[Data extracted from a collection]
──────────────────────────────

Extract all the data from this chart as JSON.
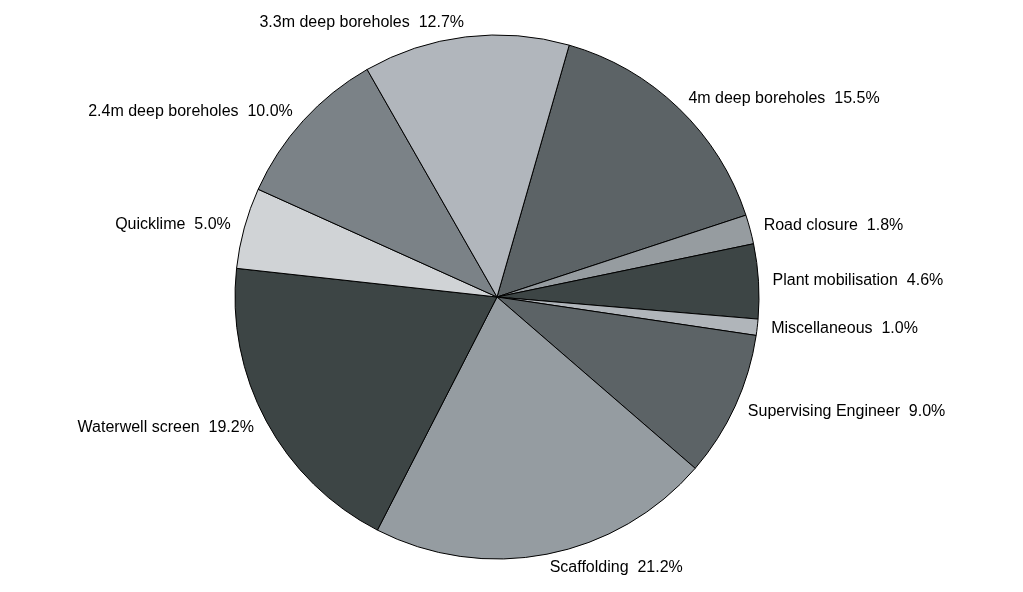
{
  "chart_data": {
    "type": "pie",
    "categories": [
      "4m deep boreholes",
      "Road closure",
      "Plant mobilisation",
      "Miscellaneous",
      "Supervising Engineer",
      "Scaffolding",
      "Waterwell screen",
      "Quicklime",
      "2.4m deep boreholes",
      "3.3m deep boreholes"
    ],
    "values": [
      15.5,
      1.8,
      4.6,
      1.0,
      9.0,
      21.2,
      19.2,
      5.0,
      10.0,
      12.7
    ],
    "value_labels": [
      "15.5%",
      "1.8%",
      "4.6%",
      "1.0%",
      "9.0%",
      "21.2%",
      "19.2%",
      "5.0%",
      "10.0%",
      "12.7%"
    ],
    "colors": [
      "#5c6366",
      "#969ca0",
      "#3d4545",
      "#b0b5ba",
      "#5c6366",
      "#959ca1",
      "#3d4545",
      "#d0d3d6",
      "#7b8287",
      "#b1b6bc"
    ],
    "legend": false
  }
}
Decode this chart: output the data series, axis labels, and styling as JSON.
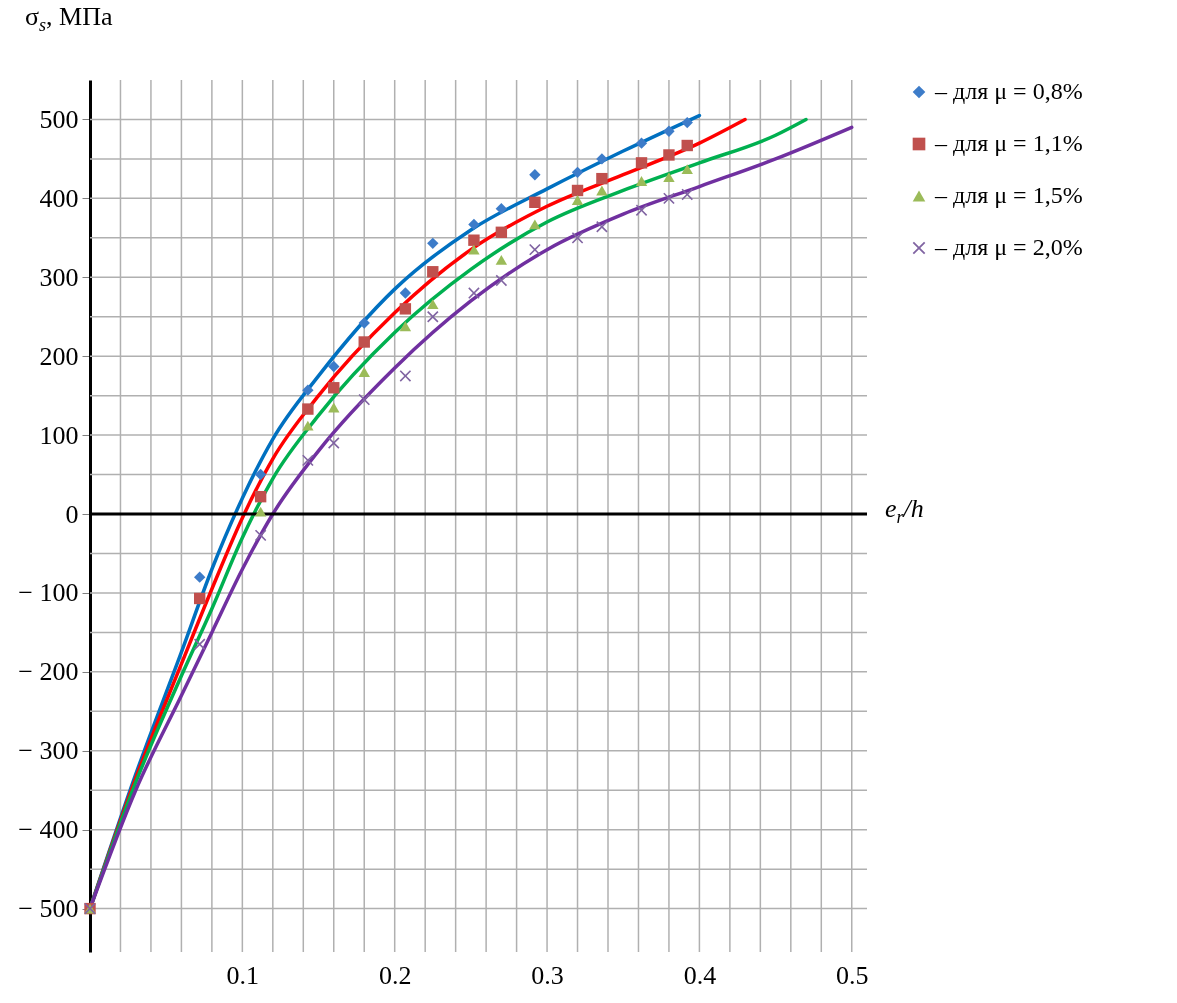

──────────────────────────────

» **PROBLEM TO WORK ON**
All the lines above are to be given again exactly as they read, with the pictures removed.

» **RESPONSE TO THIS TASK**
Extract all the data from this chart as JSON.
{
  "chart_data": {
    "type": "pie",
    "categories": [
      "4m deep boreholes",
      "Road closure",
      "Plant mobilisation",
      "Miscellaneous",
      "Supervising Engineer",
      "Scaffolding",
      "Waterwell screen",
      "Quicklime",
      "2.4m deep boreholes",
      "3.3m deep boreholes"
    ],
    "values": [
      15.5,
      1.8,
      4.6,
      1.0,
      9.0,
      21.2,
      19.2,
      5.0,
      10.0,
      12.7
    ],
    "value_labels": [
      "15.5%",
      "1.8%",
      "4.6%",
      "1.0%",
      "9.0%",
      "21.2%",
      "19.2%",
      "5.0%",
      "10.0%",
      "12.7%"
    ],
    "colors": [
      "#5c6366",
      "#969ca0",
      "#3d4545",
      "#b0b5ba",
      "#5c6366",
      "#959ca1",
      "#3d4545",
      "#d0d3d6",
      "#7b8287",
      "#b1b6bc"
    ],
    "legend": false
  }
}
Decode this chart: output the data series, axis labels, and styling as JSON.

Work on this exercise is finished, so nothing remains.